Direction: Locate the string "下列说法错误的是" in the listing below. Copy every line where it is found.

Record set:
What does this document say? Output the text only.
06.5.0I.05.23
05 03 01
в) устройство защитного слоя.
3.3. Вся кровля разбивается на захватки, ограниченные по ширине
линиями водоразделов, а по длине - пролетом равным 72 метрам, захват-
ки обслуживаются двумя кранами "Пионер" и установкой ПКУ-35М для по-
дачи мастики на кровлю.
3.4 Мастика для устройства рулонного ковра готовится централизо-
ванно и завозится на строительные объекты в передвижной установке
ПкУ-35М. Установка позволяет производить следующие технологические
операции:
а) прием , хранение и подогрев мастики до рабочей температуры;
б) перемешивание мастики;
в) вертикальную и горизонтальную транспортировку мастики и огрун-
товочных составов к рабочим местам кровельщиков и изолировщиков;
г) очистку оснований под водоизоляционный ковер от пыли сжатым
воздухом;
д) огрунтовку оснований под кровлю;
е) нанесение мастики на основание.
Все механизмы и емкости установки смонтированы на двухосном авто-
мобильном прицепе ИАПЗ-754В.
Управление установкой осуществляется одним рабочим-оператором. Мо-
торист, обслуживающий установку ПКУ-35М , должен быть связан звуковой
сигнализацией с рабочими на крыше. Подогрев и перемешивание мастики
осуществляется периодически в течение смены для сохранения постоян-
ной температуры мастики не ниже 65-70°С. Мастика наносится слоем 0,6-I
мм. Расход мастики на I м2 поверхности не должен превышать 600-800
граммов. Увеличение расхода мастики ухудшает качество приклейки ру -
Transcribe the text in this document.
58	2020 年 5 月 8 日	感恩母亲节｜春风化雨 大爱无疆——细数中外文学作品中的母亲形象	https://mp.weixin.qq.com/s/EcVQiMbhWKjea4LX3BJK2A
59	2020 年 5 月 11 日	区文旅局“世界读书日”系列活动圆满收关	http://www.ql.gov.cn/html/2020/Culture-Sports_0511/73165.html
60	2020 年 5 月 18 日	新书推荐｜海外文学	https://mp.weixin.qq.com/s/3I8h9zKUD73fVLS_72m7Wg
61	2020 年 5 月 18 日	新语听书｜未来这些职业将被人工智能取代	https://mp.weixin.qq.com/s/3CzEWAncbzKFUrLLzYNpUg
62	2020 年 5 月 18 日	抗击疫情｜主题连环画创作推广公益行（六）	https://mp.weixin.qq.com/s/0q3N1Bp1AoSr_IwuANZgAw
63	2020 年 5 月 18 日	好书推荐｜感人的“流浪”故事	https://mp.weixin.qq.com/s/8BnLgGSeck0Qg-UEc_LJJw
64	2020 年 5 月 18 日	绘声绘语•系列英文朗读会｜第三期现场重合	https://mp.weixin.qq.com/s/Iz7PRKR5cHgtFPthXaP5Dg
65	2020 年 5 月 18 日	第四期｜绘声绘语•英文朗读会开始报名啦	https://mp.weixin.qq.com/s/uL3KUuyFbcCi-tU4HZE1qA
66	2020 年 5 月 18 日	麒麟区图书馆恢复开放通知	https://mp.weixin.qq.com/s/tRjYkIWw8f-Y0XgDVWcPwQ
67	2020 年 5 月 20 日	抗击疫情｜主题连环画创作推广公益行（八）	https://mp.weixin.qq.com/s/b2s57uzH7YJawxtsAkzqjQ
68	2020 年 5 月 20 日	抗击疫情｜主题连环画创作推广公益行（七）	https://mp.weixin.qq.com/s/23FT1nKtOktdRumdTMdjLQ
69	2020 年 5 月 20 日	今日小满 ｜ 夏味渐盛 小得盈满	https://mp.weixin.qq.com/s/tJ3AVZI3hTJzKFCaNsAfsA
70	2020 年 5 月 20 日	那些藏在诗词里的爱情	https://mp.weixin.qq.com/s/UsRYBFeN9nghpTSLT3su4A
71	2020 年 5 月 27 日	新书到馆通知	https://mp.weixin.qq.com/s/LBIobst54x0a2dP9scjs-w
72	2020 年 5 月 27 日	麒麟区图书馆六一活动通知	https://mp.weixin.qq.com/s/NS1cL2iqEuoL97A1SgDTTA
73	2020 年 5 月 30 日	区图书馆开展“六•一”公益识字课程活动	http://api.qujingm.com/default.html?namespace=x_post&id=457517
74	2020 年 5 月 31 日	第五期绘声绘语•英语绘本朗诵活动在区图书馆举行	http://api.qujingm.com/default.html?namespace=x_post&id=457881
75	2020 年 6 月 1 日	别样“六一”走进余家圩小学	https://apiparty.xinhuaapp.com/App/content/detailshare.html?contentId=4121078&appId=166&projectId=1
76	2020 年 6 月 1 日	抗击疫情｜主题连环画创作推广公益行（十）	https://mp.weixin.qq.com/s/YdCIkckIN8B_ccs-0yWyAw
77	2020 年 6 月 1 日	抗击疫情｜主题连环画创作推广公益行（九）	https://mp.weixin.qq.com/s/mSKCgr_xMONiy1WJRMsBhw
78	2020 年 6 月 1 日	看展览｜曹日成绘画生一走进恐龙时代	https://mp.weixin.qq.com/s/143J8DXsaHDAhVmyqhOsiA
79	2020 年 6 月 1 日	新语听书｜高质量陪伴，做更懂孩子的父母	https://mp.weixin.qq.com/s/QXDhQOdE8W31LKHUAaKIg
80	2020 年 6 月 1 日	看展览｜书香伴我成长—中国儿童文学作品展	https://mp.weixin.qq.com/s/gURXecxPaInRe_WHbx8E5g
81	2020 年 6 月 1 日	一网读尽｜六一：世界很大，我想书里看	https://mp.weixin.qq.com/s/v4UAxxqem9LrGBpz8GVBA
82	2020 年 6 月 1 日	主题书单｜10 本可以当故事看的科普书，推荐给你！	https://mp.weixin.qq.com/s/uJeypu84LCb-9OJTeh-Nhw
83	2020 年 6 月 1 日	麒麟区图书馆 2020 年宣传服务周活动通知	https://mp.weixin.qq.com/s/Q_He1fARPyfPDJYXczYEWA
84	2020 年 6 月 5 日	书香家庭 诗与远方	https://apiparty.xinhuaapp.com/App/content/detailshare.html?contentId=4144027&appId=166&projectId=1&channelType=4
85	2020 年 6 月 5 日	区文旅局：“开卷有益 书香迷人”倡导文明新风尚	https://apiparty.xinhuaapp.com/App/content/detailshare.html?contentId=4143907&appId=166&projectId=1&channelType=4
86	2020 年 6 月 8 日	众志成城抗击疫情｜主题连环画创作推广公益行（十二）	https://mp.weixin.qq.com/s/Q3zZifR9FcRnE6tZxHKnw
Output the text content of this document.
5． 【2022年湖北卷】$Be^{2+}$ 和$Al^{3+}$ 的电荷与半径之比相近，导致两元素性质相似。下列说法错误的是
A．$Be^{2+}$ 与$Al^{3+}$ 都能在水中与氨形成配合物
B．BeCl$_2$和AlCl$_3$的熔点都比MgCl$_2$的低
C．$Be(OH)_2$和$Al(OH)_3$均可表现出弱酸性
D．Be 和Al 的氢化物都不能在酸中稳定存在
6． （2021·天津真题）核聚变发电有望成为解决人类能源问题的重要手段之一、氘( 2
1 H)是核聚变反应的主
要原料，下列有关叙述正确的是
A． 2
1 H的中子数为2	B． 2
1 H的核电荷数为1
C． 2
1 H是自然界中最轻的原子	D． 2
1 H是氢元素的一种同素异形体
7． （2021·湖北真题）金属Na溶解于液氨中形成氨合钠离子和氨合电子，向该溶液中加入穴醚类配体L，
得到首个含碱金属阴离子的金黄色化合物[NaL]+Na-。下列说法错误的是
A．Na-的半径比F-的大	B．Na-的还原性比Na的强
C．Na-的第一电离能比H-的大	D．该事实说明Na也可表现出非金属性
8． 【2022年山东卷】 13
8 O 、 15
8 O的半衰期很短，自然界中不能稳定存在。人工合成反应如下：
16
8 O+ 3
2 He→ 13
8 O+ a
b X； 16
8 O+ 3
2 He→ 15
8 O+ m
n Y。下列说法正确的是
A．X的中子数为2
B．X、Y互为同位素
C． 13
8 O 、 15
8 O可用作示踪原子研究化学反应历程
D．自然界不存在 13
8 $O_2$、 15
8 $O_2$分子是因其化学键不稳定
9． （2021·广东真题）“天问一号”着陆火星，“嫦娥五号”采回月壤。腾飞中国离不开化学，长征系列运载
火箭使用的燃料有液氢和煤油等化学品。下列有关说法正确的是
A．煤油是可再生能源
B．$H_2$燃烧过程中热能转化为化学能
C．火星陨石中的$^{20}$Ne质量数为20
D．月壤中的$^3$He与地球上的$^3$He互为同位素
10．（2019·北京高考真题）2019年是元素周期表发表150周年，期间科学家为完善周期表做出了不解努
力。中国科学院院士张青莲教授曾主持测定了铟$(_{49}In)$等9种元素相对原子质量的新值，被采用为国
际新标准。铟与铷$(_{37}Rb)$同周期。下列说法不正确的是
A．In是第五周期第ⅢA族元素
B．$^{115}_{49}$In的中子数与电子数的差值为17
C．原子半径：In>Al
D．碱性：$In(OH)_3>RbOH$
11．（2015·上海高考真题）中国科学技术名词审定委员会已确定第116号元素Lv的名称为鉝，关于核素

Finished exercise:
5． 【2022年湖北卷】$Be^{2+}$ 和$Al^{3+}$ 的电荷与半径之比相近，导致两元素性质相似。下列说法错误的是
得到首个含碱金属阴离子的金黄色化合物[NaL]+Na-。下列说法错误的是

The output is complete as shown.